§ **Records for this task**:

★ ★ ★ ★ ★ ★ ★

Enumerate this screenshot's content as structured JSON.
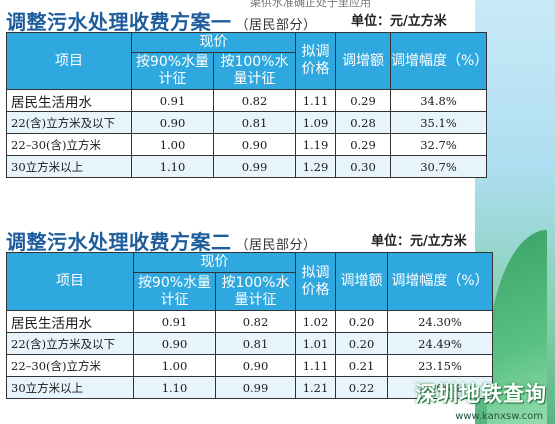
{
  "top_fragment": "渠供水准确正处于里应用",
  "plan1": {
    "title": "调整污水处理收费方案一",
    "subtitle": "（居民部分）",
    "unit": "单位：元/立方米",
    "headers": {
      "item": "项目",
      "current": "现价",
      "by90": "按90%水量计征",
      "by100": "按100%水量计征",
      "proposed": "拟调价格",
      "increase": "调增额",
      "rate": "调增幅度（%）"
    },
    "rows": [
      {
        "label": "居民生活用水",
        "by90": "0.91",
        "by100": "0.82",
        "proposed": "1.11",
        "increase": "0.29",
        "rate": "34.8%"
      },
      {
        "label": "22(含)立方米及以下",
        "by90": "0.90",
        "by100": "0.81",
        "proposed": "1.09",
        "increase": "0.28",
        "rate": "35.1%"
      },
      {
        "label": "22–30(含)立方米",
        "by90": "1.00",
        "by100": "0.90",
        "proposed": "1.19",
        "increase": "0.29",
        "rate": "32.7%"
      },
      {
        "label": "30立方米以上",
        "by90": "1.10",
        "by100": "0.99",
        "proposed": "1.29",
        "increase": "0.30",
        "rate": "30.7%"
      }
    ]
  },
  "plan2": {
    "title": "调整污水处理收费方案二",
    "subtitle": "（居民部分）",
    "unit": "单位：元/立方米",
    "headers": {
      "item": "项目",
      "current": "现价",
      "by90": "按90%水量计征",
      "by100": "按100%水量计征",
      "proposed": "拟调价格",
      "increase": "调增额",
      "rate": "调增幅度（%）"
    },
    "rows": [
      {
        "label": "居民生活用水",
        "by90": "0.91",
        "by100": "0.82",
        "proposed": "1.02",
        "increase": "0.20",
        "rate": "24.30%"
      },
      {
        "label": "22(含)立方米及以下",
        "by90": "0.90",
        "by100": "0.81",
        "proposed": "1.01",
        "increase": "0.20",
        "rate": "24.49%"
      },
      {
        "label": "22–30(含)立方米",
        "by90": "1.00",
        "by100": "0.90",
        "proposed": "1.11",
        "increase": "0.21",
        "rate": "23.15%"
      },
      {
        "label": "30立方米以上",
        "by90": "1.10",
        "by100": "0.99",
        "proposed": "1.21",
        "increase": "0.22",
        "rate": "22.06%"
      }
    ]
  },
  "watermark": {
    "text": "深圳地铁查询",
    "url": "www.kanxsw.com"
  },
  "colors": {
    "title": "#1e5d9c",
    "header_bg": "#2fa8e0",
    "row_alt": "#e8f4fb"
  }
}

★ ★ ★ ★ ★ ★ ★

§ **What you will do**: Transcribe the full listing character for character. Pictures are excluded.

§ **Output for this exercise**:
Enumerate this screenshot's content as structured JSON.
{
  "top_fragment": "渠供水准确正处于里应用",
  "plan1": {
    "title": "调整污水处理收费方案一",
    "subtitle": "（居民部分）",
    "unit": "单位：元/立方米",
    "headers": {
      "item": "项目",
      "current": "现价",
      "by90": "按90%水量计征",
      "by100": "按100%水量计征",
      "proposed": "拟调价格",
      "increase": "调增额",
      "rate": "调增幅度（%）"
    },
    "rows": [
      {
        "label": "居民生活用水",
        "by90": "0.91",
        "by100": "0.82",
        "proposed": "1.11",
        "increase": "0.29",
        "rate": "34.8%"
      },
      {
        "label": "22(含)立方米及以下",
        "by90": "0.90",
        "by100": "0.81",
        "proposed": "1.09",
        "increase": "0.28",
        "rate": "35.1%"
      },
      {
        "label": "22–30(含)立方米",
        "by90": "1.00",
        "by100": "0.90",
        "proposed": "1.19",
        "increase": "0.29",
        "rate": "32.7%"
      },
      {
        "label": "30立方米以上",
        "by90": "1.10",
        "by100": "0.99",
        "proposed": "1.29",
        "increase": "0.30",
        "rate": "30.7%"
      }
    ]
  },
  "plan2": {
    "title": "调整污水处理收费方案二",
    "subtitle": "（居民部分）",
    "unit": "单位：元/立方米",
    "headers": {
      "item": "项目",
      "current": "现价",
      "by90": "按90%水量计征",
      "by100": "按100%水量计征",
      "proposed": "拟调价格",
      "increase": "调增额",
      "rate": "调增幅度（%）"
    },
    "rows": [
      {
        "label": "居民生活用水",
        "by90": "0.91",
        "by100": "0.82",
        "proposed": "1.02",
        "increase": "0.20",
        "rate": "24.30%"
      },
      {
        "label": "22(含)立方米及以下",
        "by90": "0.90",
        "by100": "0.81",
        "proposed": "1.01",
        "increase": "0.20",
        "rate": "24.49%"
      },
      {
        "label": "22–30(含)立方米",
        "by90": "1.00",
        "by100": "0.90",
        "proposed": "1.11",
        "increase": "0.21",
        "rate": "23.15%"
      },
      {
        "label": "30立方米以上",
        "by90": "1.10",
        "by100": "0.99",
        "proposed": "1.21",
        "increase": "0.22",
        "rate": "22.06%"
      }
    ]
  },
  "watermark": {
    "text": "深圳地铁查询",
    "url": "www.kanxsw.com"
  },
  "colors": {
    "title": "#1e5d9c",
    "header_bg": "#2fa8e0",
    "row_alt": "#e8f4fb"
  }
}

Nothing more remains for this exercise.